OBJECTIVE: Give all of the lines again exactly as they read.

(Dataset records)

::::::::::

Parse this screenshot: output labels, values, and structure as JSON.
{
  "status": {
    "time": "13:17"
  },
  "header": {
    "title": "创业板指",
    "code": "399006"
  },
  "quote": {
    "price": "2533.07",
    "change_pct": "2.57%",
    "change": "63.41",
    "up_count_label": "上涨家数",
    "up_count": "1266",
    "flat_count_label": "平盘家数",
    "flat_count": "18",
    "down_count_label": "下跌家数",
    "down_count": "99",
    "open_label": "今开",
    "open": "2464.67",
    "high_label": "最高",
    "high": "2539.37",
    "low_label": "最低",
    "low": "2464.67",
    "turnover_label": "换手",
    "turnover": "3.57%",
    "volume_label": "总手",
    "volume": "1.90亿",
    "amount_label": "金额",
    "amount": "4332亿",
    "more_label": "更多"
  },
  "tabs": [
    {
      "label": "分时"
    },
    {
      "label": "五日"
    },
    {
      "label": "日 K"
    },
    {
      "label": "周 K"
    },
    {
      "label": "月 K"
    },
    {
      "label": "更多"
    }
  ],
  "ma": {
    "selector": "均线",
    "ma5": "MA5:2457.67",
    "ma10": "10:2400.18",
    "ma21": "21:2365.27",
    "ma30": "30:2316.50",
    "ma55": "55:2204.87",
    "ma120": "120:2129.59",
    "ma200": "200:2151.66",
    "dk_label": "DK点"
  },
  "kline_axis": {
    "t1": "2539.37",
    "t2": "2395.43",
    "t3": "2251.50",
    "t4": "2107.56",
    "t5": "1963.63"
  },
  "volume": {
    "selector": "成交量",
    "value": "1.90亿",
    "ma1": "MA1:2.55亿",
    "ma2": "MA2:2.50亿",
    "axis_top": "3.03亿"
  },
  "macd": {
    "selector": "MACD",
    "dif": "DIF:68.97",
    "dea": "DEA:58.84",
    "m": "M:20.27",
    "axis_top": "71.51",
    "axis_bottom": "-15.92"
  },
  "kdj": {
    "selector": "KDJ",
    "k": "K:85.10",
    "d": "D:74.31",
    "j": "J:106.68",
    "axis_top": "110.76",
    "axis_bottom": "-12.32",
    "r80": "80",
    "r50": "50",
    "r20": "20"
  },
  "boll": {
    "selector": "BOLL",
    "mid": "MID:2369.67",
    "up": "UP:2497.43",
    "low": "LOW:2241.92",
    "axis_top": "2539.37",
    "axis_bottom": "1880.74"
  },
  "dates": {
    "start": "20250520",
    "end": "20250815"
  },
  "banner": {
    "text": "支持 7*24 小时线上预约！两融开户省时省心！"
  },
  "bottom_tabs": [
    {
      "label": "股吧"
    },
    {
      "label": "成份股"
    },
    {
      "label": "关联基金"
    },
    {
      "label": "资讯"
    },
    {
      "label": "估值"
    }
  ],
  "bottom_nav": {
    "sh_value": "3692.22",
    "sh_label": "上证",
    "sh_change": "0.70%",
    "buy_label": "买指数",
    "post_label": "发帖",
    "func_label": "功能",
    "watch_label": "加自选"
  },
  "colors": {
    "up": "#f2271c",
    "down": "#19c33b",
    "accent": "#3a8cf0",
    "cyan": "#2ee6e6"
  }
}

::::::::::

WRITTEN RESPONSE:
Parse this screenshot: output labels, values, and structure as JSON.
{
  "status": {
    "time": "13:17"
  },
  "header": {
    "title": "创业板指",
    "code": "399006"
  },
  "quote": {
    "price": "2533.07",
    "change_pct": "2.57%",
    "change": "63.41",
    "up_count_label": "上涨家数",
    "up_count": "1266",
    "flat_count_label": "平盘家数",
    "flat_count": "18",
    "down_count_label": "下跌家数",
    "down_count": "99",
    "open_label": "今开",
    "open": "2464.67",
    "high_label": "最高",
    "high": "2539.37",
    "low_label": "最低",
    "low": "2464.67",
    "turnover_label": "换手",
    "turnover": "3.57%",
    "volume_label": "总手",
    "volume": "1.90亿",
    "amount_label": "金额",
    "amount": "4332亿",
    "more_label": "更多"
  },
  "tabs": [
    {
      "label": "分时"
    },
    {
      "label": "五日"
    },
    {
      "label": "日 K"
    },
    {
      "label": "周 K"
    },
    {
      "label": "月 K"
    },
    {
      "label": "更多"
    }
  ],
  "ma": {
    "selector": "均线",
    "ma5": "MA5:2457.67",
    "ma10": "10:2400.18",
    "ma21": "21:2365.27",
    "ma30": "30:2316.50",
    "ma55": "55:2204.87",
    "ma120": "120:2129.59",
    "ma200": "200:2151.66",
    "dk_label": "DK点"
  },
  "kline_axis": {
    "t1": "2539.37",
    "t2": "2395.43",
    "t3": "2251.50",
    "t4": "2107.56",
    "t5": "1963.63"
  },
  "volume": {
    "selector": "成交量",
    "value": "1.90亿",
    "ma1": "MA1:2.55亿",
    "ma2": "MA2:2.50亿",
    "axis_top": "3.03亿"
  },
  "macd": {
    "selector": "MACD",
    "dif": "DIF:68.97",
    "dea": "DEA:58.84",
    "m": "M:20.27",
    "axis_top": "71.51",
    "axis_bottom": "-15.92"
  },
  "kdj": {
    "selector": "KDJ",
    "k": "K:85.10",
    "d": "D:74.31",
    "j": "J:106.68",
    "axis_top": "110.76",
    "axis_bottom": "-12.32",
    "r80": "80",
    "r50": "50",
    "r20": "20"
  },
  "boll": {
    "selector": "BOLL",
    "mid": "MID:2369.67",
    "up": "UP:2497.43",
    "low": "LOW:2241.92",
    "axis_top": "2539.37",
    "axis_bottom": "1880.74"
  },
  "dates": {
    "start": "20250520",
    "end": "20250815"
  },
  "banner": {
    "text": "支持 7*24 小时线上预约！两融开户省时省心！"
  },
  "bottom_tabs": [
    {
      "label": "股吧"
    },
    {
      "label": "成份股"
    },
    {
      "label": "关联基金"
    },
    {
      "label": "资讯"
    },
    {
      "label": "估值"
    }
  ],
  "bottom_nav": {
    "sh_value": "3692.22",
    "sh_label": "上证",
    "sh_change": "0.70%",
    "buy_label": "买指数",
    "post_label": "发帖",
    "func_label": "功能",
    "watch_label": "加自选"
  },
  "colors": {
    "up": "#f2271c",
    "down": "#19c33b",
    "accent": "#3a8cf0",
    "cyan": "#2ee6e6"
  }
}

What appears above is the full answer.